> _VORLIEGENDER TEXT_:
•••••

Herausforderung & Zielsetzung

Um Informationen am Arbeitsplatz bereitzustellen, werden in der Zerspanung Papierdokumente zur Weitergabe von Fertigungsinformationen verwendet. Insbesondere Zeichnungen, Aufspannungen und Toleranzen sind dabei für die Bedienung von Fertigungsmaschinen von Bedeutung. Änderungen in den Fertigungsinformationen, etwa aufgrund von Anpassungen auf Kundenwunsch, können eine Herausforderung darstellen. Eine unvollständige Weitergabe dieser Änderungen kann dazu führen, dass nicht die aktuellsten Informationen, wie beispielsweise Toleranzen, vorliegen, was Fehler in der Produktion nach sich ziehen kann. Um gemäß den Kundenanforderungen produzieren zu können, ist es entscheidend, dass stets die aktuellen Fertigungsinformationen an der Maschine verfügbar sind. Je größer die Variantenvielfalt, desto höher wird der Aufwand, die Informationen auf dem neusten Stand zu halten.
Das Projekt mit der Fa. LOEST zielt darauf ab, Fertigungsinformationen ohne Medienbruch in digitaler Form bereitzustellen. Die Verfügbarkeit der aktuellsten Fertigungsinformationen an der Maschine soll die Effizienz steigern und die Anzahl an Gutteilen erhöhen. Anstelle herkömmlicher Dokumentenmanagementsysteme wurde ein Digitaler Zwilling implementiert, der durch die Verwaltungsschale einen weltweit anerkannten Standard nutzt. Dies erleichtert perspektivisch die Vernetzung der Produktion und den Datenaustausch entlang der gesamten Lieferkette.

•••••

> _GEGEBENE DATEN_:
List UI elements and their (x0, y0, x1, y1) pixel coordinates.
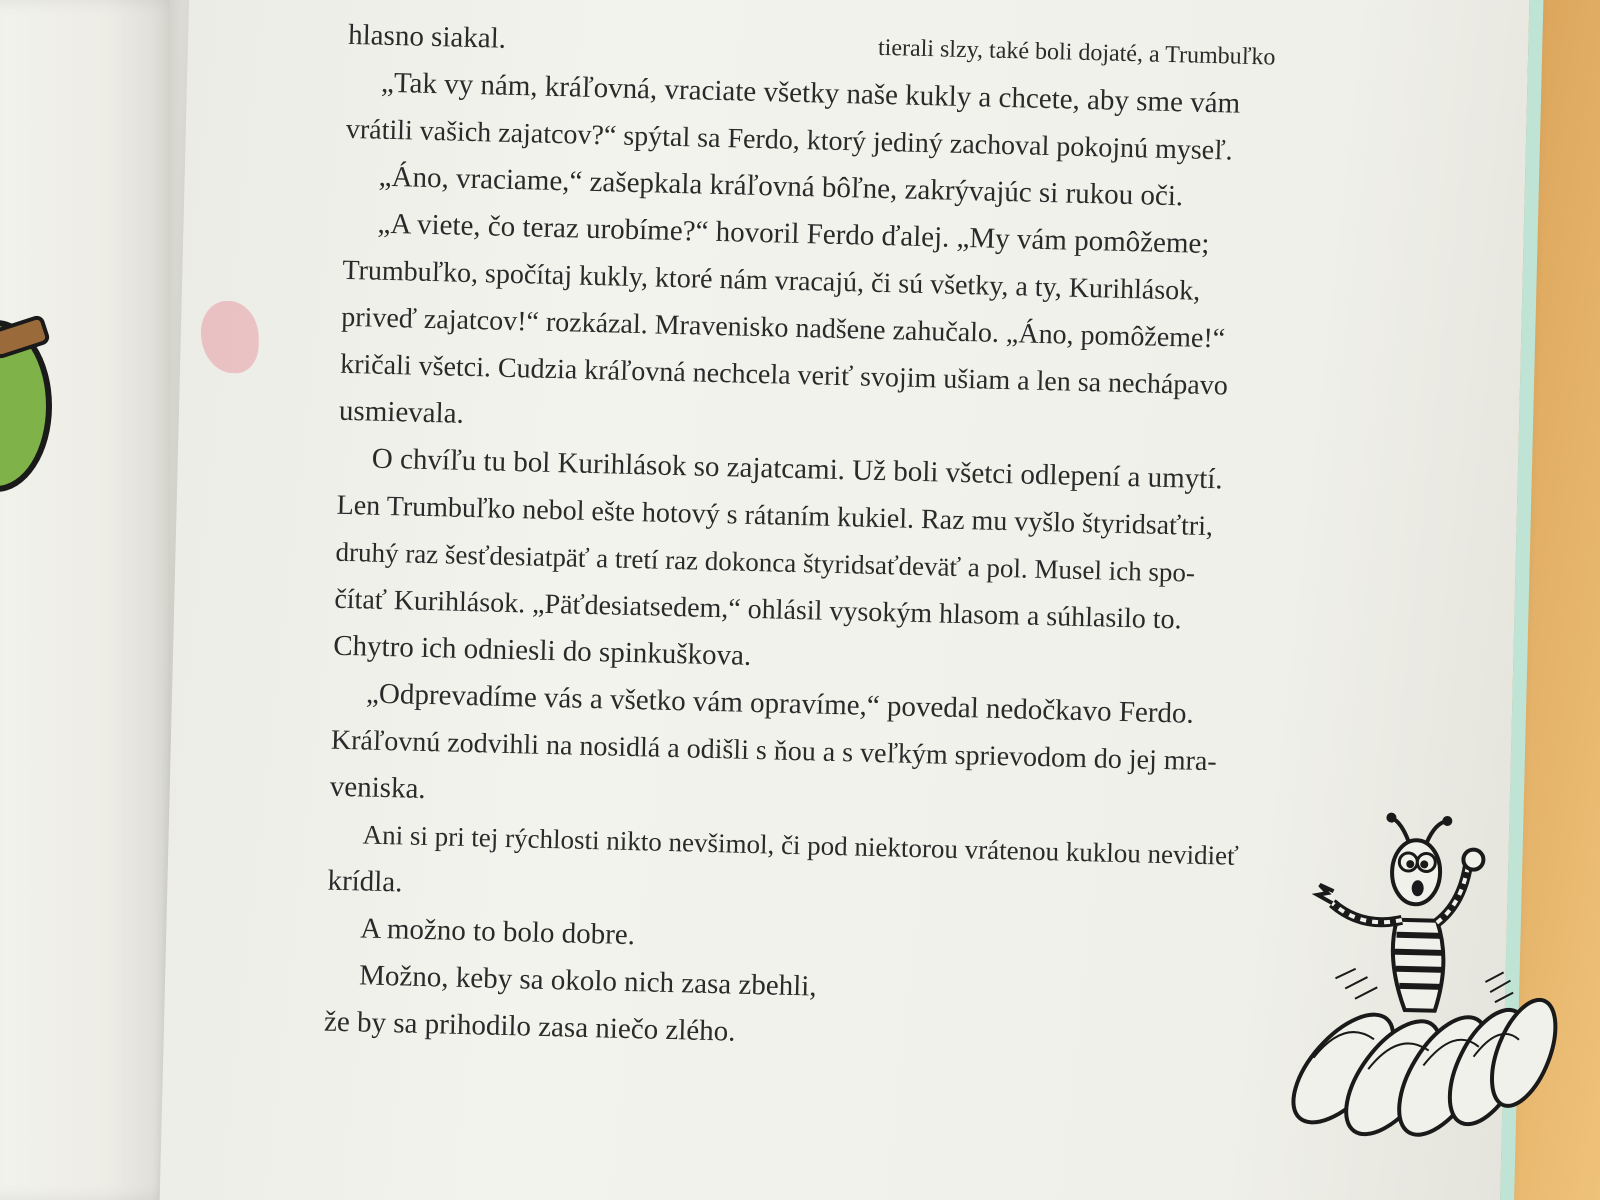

•••••

> _AUFGABEN_:
A – Was wurde laut dem Text über digitale Fertigungsinformationen anstelle herkömmlicher Dokumentenmanagementsysteme implementiert?
B – Führen Sie den Text über digitale Fertigungsinformationen im Anschluss an seinen letzten Satz fort.

> _ERGEBNISSE_:
A – Ein Digitaler Zwilling, der durch die Verwaltungsschale einen weltweit anerkannten Standard nutzt.

B –
Definition vernetzte Produktion

Die digitale Bereitstellung von Fertigungsinformationen stellt sicher, dass in der spanenden Fertigung stets aktuelle Daten verfügbar sind. Dies steigert die Effizienz und erhöht die Anzahl der Gutteile selbst bei einer großen Variantenvielfalt. Der Digitale Zwilling, der auf der Verwaltungsschale basiert, ermöglicht eine nahtlose Integration in die vernetzte Produktion. Dadurch werden die Produktionsprozesse effizienter und transparenter, was die schnelle Anpassung an Veränderungen erleichtert und die kontinuierliche Verbesserung der Fertigungsprozesse fördert. Zukünftig wird die Vernetzung der Produktion und der Datenaustausch entlang der Lieferkette weiter erleichtert.

Kurzdarstellung des Projektes

In der spanenden Fertigung sind die relevanten Informationen für die Herstellung in der Regel dem Rüstblatt zu entnehmen. In vielen Unternehmen wird dieses Dokument in Papierform an den Arbeitsplätzen in der Fertigung zur Verfügung gestellt. Die Herausforderung besteht darin, stets die neuesten Fertigungsinformationen an den Bearbeitungszentren bereitzustellen. Eine unvollständige oder verzögerte Weitergabe dieser Informationen kann zu Fehlern während der Produktion führen.

Im Rahmen des Projekts wurde untersucht, inwieweit die Informationsbereitstellung in digitaler Form realisiert werden kann, um Fertigungsinformationen schnell an den Maschinen verfügbar zu machen. Vor dem Hintergrund der vernetzten Produktion erfolgte die Umsetzung mit Hilfe eines Digitalen Zwillings auf Basis der sogenannten Verwaltungsschale.  Ein Digitaler Zwilling ist eine virtuelle Darstellung eines physischen Objekts, die Echtzeitzugriff auf aktuelle Daten und Informationen ermöglicht. Dadurch können Änderungen an relevanten Fertigungsinformationen weitergegeben werden. Der Digitale Zwilling trägt durch seine standardisierte digitale Struktur dazu bei, dass aktuelle Fertigungsinformationen schnell und präzise den Mitarbeitenden an der Maschine zur Verfügung stehen. Die Anzahl fehlerhafter Produkte wird dadurch minimiert.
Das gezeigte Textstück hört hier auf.